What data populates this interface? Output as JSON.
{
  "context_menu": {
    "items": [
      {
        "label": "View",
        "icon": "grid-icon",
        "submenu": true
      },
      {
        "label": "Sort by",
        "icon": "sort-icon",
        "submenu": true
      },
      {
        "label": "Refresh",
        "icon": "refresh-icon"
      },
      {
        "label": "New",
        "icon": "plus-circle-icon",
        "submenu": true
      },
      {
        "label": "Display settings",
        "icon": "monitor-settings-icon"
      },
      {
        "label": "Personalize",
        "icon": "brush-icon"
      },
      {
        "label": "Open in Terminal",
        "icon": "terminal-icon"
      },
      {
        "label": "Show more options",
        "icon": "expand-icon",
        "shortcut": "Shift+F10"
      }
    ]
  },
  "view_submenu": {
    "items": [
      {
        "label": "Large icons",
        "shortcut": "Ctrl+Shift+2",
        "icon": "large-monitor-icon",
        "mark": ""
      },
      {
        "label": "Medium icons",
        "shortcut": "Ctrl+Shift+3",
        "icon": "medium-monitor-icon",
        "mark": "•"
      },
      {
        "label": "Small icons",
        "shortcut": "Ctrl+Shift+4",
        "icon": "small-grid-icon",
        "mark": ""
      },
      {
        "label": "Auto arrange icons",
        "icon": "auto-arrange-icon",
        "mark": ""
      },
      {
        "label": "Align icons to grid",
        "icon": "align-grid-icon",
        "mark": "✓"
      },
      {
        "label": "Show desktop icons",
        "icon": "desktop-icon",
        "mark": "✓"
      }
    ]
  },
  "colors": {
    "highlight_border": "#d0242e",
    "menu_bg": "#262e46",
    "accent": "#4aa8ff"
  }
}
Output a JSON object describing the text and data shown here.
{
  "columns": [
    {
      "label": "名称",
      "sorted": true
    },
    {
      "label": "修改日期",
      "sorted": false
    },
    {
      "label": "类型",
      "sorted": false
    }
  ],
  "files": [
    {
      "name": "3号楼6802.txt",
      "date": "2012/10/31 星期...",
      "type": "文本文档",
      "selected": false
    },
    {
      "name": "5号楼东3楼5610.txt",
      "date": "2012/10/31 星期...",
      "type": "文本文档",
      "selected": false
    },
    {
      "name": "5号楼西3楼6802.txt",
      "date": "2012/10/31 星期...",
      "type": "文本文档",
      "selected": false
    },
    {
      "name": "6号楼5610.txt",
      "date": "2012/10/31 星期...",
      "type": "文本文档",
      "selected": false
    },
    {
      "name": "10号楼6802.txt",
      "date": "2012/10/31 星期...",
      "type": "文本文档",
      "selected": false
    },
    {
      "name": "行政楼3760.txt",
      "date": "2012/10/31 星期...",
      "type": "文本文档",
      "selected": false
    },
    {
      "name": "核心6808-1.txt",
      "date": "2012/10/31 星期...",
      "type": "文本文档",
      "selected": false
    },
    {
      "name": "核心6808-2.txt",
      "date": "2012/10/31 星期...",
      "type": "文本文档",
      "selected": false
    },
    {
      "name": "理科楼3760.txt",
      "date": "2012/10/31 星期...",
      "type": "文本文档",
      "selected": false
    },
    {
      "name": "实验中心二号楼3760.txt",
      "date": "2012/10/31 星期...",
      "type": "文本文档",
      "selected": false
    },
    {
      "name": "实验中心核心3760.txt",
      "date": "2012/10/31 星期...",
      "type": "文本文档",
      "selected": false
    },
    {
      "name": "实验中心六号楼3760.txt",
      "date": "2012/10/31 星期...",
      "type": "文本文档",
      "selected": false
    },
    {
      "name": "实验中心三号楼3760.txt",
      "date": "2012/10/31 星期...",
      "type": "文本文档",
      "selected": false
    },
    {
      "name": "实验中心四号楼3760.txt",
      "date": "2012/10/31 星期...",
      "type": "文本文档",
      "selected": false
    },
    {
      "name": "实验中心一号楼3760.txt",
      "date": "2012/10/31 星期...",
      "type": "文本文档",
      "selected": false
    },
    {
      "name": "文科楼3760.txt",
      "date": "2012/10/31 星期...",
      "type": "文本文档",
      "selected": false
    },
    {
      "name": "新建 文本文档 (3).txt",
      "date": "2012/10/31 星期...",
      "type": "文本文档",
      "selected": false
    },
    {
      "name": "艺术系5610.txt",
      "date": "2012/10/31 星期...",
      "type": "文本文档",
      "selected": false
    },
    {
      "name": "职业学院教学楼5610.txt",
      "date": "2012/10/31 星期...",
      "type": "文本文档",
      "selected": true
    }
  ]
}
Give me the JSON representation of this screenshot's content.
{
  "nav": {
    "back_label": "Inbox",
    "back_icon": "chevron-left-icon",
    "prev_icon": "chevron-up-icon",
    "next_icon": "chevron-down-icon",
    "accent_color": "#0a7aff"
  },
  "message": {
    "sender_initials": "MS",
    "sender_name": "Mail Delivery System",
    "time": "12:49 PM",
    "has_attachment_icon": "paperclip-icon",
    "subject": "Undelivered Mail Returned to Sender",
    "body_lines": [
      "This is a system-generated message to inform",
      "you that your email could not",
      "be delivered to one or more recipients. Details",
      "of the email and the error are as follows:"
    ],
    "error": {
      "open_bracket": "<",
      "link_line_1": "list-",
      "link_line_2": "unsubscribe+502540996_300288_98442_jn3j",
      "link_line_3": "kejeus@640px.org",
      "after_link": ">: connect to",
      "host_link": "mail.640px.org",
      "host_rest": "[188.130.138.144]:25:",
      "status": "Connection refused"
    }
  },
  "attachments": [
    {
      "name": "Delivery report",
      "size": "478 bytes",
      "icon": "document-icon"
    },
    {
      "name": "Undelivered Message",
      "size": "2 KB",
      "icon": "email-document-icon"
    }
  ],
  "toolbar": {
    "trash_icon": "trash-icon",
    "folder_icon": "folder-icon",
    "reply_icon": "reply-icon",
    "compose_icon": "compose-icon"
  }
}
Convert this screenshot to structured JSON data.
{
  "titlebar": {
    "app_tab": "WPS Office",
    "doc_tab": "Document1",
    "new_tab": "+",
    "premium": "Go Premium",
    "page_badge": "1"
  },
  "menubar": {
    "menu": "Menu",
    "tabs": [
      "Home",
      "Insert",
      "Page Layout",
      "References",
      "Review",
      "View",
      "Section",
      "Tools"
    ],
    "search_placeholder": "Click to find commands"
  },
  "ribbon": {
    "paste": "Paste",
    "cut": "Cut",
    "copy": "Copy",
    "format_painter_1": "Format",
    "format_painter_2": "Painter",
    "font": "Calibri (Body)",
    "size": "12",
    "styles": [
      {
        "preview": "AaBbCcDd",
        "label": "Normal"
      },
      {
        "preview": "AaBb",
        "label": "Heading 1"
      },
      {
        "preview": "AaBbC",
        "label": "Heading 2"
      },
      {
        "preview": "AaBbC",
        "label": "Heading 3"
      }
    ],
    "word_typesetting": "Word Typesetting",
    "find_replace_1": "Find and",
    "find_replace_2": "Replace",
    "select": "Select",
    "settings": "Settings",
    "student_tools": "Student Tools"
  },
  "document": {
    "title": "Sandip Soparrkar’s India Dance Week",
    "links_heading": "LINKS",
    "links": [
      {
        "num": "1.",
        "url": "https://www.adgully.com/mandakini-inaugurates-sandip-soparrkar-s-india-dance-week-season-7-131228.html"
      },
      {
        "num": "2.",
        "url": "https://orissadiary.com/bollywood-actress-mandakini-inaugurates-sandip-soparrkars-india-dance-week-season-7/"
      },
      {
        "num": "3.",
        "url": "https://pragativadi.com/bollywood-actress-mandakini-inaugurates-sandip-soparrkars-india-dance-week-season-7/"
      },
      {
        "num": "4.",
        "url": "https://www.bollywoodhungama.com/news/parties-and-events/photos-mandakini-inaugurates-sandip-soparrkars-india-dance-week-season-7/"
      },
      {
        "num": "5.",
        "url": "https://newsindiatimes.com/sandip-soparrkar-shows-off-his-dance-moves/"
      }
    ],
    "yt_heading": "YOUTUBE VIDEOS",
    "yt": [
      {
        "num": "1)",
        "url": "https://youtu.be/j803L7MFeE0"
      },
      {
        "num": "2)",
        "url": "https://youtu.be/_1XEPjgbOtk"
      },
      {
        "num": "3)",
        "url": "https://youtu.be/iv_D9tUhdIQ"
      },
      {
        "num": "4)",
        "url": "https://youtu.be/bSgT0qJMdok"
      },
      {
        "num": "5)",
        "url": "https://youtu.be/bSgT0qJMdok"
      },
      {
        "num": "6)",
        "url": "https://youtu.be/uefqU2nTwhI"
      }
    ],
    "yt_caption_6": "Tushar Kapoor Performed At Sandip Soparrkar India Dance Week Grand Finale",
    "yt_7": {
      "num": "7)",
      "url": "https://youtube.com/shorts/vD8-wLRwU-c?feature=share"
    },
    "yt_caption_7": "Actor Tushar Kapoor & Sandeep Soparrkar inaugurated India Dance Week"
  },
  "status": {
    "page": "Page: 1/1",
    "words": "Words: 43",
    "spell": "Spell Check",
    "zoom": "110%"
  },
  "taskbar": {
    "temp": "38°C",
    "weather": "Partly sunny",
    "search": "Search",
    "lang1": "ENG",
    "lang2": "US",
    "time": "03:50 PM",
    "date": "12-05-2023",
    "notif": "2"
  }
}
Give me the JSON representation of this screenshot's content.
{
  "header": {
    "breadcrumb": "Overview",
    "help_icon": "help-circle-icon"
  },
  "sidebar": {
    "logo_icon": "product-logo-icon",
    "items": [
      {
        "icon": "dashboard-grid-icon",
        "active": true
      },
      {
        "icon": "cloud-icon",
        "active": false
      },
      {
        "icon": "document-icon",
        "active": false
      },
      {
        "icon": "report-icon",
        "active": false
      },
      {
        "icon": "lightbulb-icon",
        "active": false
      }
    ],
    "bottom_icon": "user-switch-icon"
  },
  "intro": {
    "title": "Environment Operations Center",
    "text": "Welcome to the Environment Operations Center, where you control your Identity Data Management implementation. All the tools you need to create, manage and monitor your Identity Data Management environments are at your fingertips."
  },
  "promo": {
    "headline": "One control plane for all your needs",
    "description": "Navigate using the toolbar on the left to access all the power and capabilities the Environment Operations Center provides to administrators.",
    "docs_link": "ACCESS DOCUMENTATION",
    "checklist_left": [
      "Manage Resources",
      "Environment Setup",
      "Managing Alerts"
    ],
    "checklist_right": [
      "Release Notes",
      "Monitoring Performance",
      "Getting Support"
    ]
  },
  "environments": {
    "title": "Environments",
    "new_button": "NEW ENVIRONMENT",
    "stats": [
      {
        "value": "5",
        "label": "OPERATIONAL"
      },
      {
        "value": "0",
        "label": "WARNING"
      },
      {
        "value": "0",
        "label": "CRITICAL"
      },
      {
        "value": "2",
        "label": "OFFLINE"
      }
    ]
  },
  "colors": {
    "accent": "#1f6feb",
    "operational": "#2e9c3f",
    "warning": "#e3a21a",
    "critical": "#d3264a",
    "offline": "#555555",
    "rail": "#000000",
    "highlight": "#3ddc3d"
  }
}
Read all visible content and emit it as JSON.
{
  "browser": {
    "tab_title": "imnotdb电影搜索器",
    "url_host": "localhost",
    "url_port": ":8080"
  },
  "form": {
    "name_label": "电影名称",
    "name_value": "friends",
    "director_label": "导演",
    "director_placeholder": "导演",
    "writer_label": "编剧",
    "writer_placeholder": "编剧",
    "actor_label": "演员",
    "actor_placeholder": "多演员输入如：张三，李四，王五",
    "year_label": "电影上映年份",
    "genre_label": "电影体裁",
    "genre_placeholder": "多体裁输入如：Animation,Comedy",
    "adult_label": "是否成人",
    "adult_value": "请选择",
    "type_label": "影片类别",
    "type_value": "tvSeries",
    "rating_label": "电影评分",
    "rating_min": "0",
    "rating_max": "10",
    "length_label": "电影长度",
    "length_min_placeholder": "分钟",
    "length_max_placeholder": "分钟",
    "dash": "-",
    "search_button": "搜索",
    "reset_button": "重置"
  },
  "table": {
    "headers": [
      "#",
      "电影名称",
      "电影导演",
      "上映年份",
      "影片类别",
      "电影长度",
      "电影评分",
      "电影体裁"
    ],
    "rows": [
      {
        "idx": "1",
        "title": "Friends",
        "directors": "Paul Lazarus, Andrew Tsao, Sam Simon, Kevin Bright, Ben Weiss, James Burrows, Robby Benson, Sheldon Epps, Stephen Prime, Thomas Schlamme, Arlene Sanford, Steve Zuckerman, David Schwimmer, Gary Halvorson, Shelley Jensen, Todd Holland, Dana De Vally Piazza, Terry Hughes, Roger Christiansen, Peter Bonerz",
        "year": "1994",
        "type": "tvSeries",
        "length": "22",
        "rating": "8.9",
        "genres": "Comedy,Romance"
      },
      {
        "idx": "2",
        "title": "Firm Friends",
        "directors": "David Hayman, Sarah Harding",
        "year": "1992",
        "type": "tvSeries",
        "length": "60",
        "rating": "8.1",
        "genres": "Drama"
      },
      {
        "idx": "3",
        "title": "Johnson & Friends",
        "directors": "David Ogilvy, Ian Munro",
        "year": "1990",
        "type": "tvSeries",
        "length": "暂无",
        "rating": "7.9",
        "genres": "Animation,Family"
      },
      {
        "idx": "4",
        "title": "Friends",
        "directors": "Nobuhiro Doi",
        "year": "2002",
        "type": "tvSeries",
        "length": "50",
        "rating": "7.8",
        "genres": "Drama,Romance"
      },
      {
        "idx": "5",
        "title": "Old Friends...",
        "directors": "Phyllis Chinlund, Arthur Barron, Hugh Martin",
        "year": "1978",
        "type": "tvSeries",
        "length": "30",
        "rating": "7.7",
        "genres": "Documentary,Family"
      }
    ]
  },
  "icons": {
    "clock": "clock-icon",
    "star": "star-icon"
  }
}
◇ ◇ ◇ ◇ ◇ ◇ ◇
◆ **Problem statement**: Find the lines that include the string "arrange", then copy each of them.

◆ **Complete response**:
        "label": "Auto arrange icons",
        "icon": "auto-arrange-icon",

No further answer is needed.